# Goal of the exercise
Find every line of the listing below where "Công" appears, and copy it.

# Information supplied

##########

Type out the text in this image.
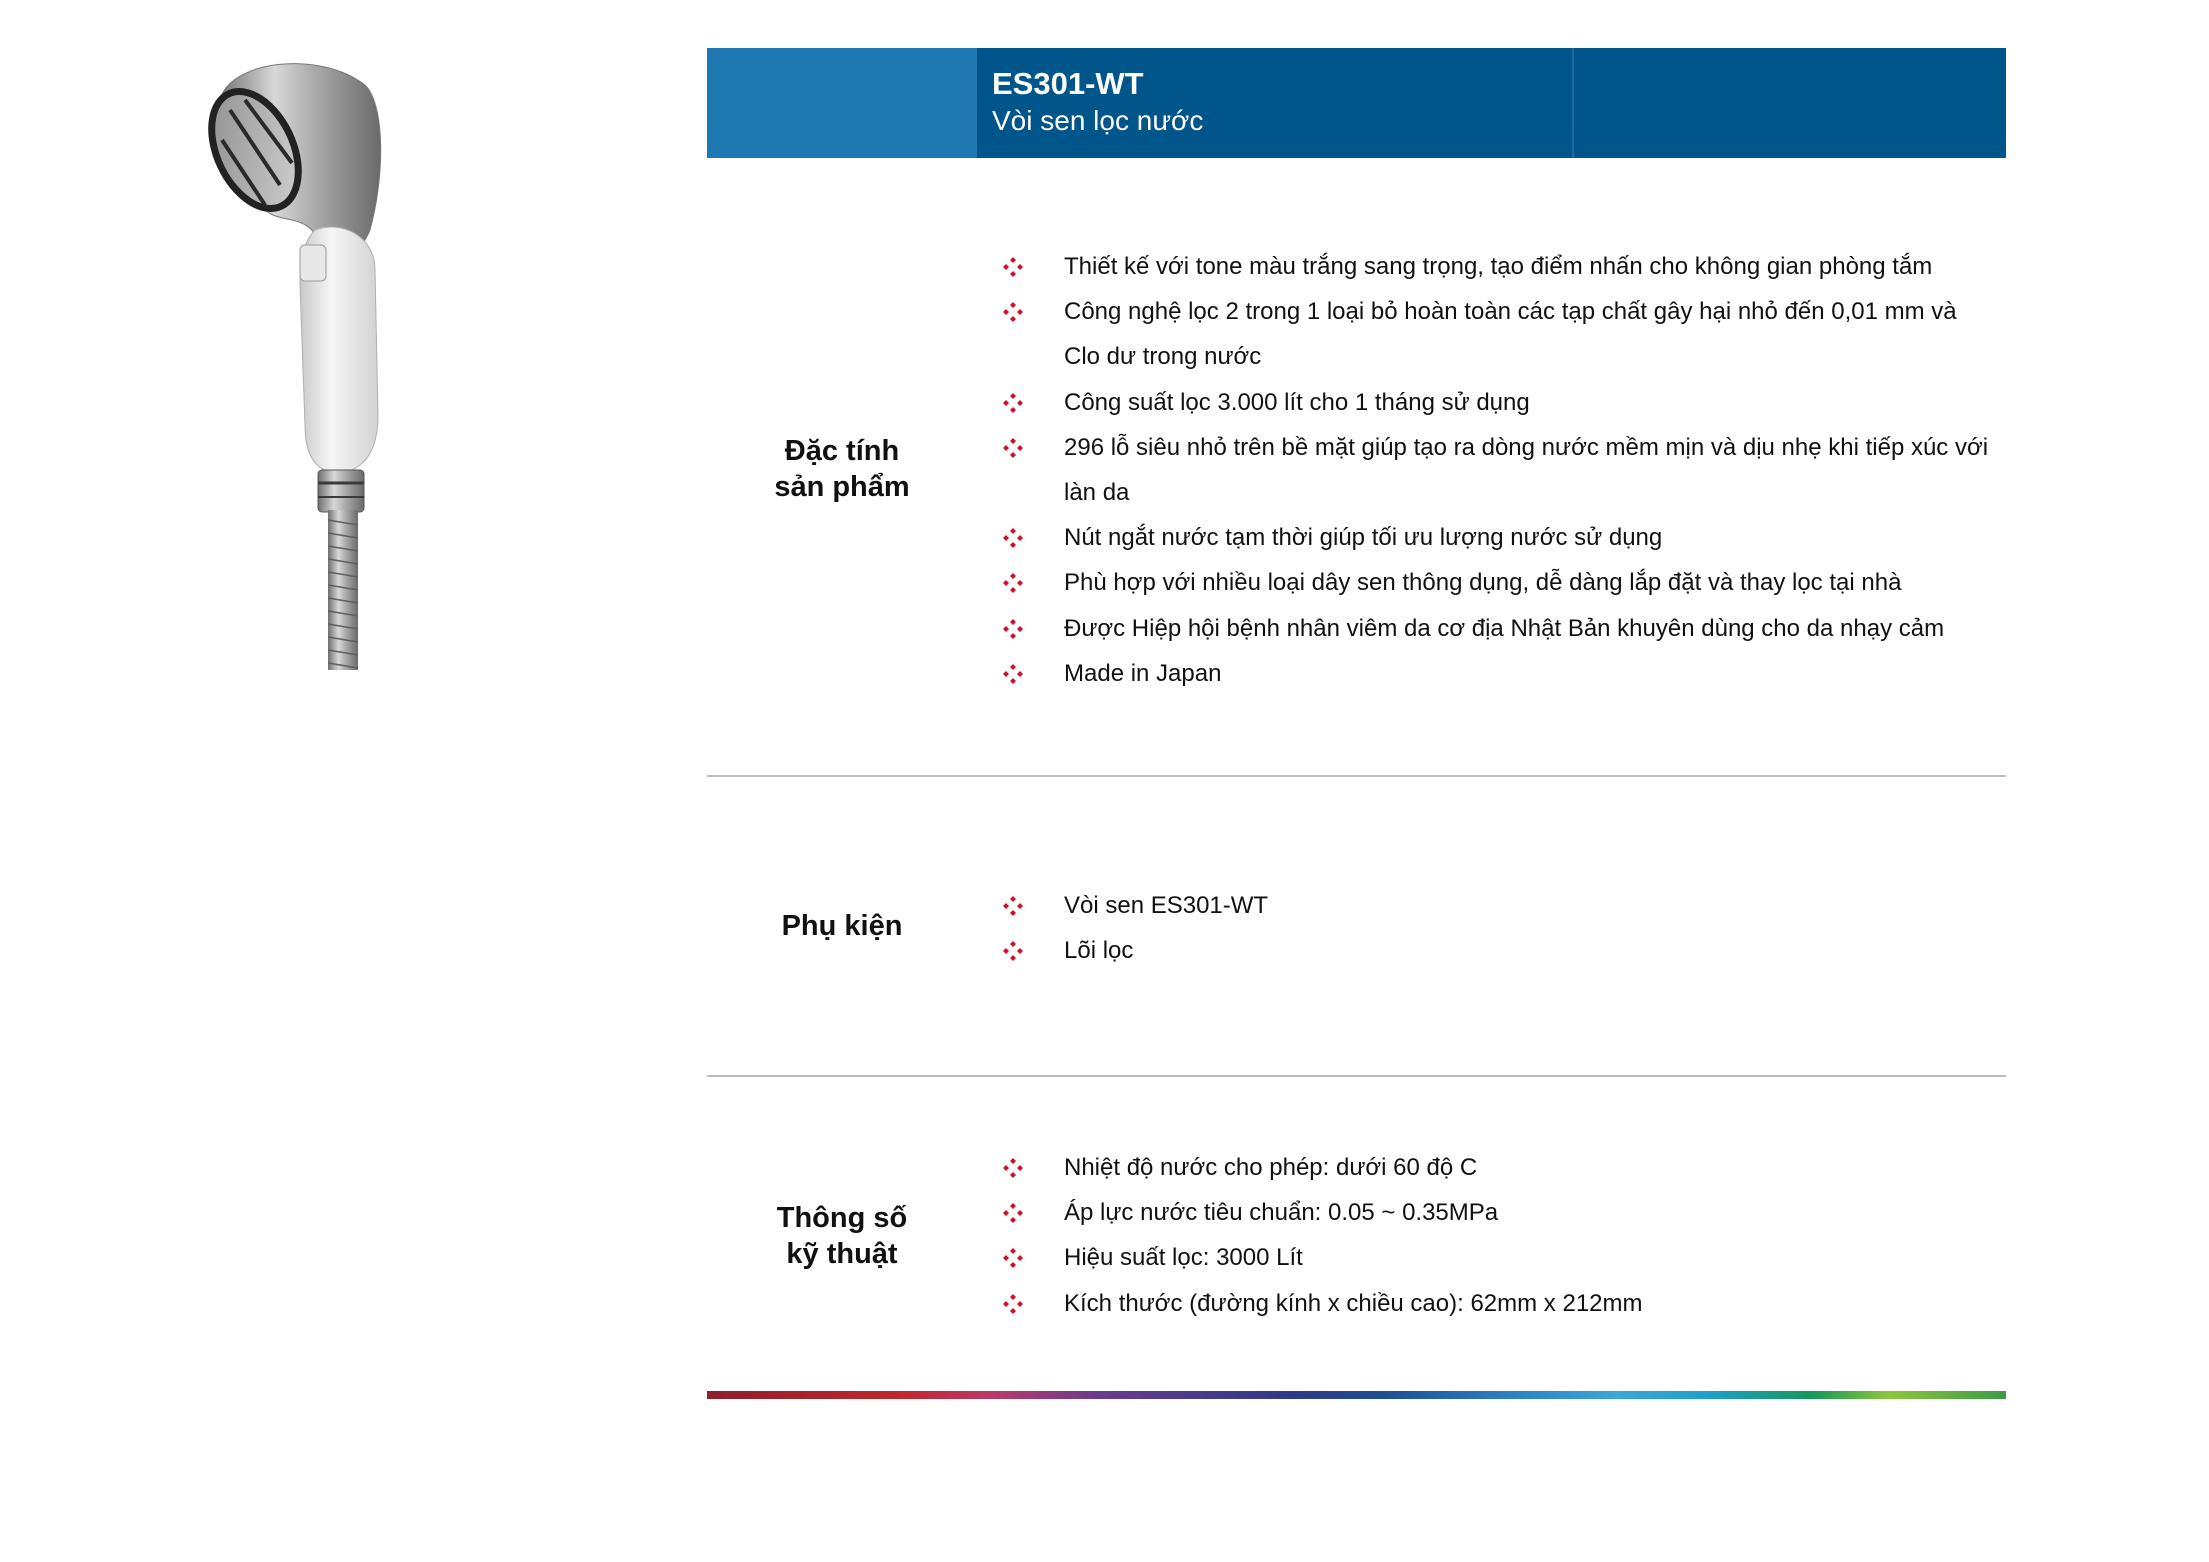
ES301-WT
Vòi sen lọc nước
Đặc tính
sản phẩm
Thiết kế với tone màu trắng sang trọng, tạo điểm nhấn cho không gian phòng tắm
Công nghệ lọc 2 trong 1 loại bỏ hoàn toàn các tạp chất gây hại nhỏ đến 0,01 mm và Clo dư trong nước
Công suất lọc 3.000 lít cho 1 tháng sử dụng
296 lỗ siêu nhỏ trên bề mặt giúp tạo ra dòng nước mềm mịn và dịu nhẹ khi tiếp xúc với làn da
Nút ngắt nước tạm thời giúp tối ưu lượng nước sử dụng
Phù hợp với nhiều loại dây sen thông dụng, dễ dàng lắp đặt và thay lọc tại nhà
Được Hiệp hội bệnh nhân viêm da cơ địa Nhật Bản khuyên dùng cho da nhạy cảm
Made in Japan
Phụ kiện
Vòi sen ES301-WT
Lõi lọc
Thông số
kỹ thuật
Nhiệt độ nước cho phép: dưới 60 độ C
Áp lực nước tiêu chuẩn: 0.05 ~ 0.35MPa
Hiệu suất lọc: 3000 Lít
Kích thước (đường kính x chiều cao): 62mm x 212mm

##########

# Exercise result
Công nghệ lọc 2 trong 1 loại bỏ hoàn toàn các tạp chất gây hại nhỏ đến 0,01 mm và Clo dư trong nước
Công suất lọc 3.000 lít cho 1 tháng sử dụng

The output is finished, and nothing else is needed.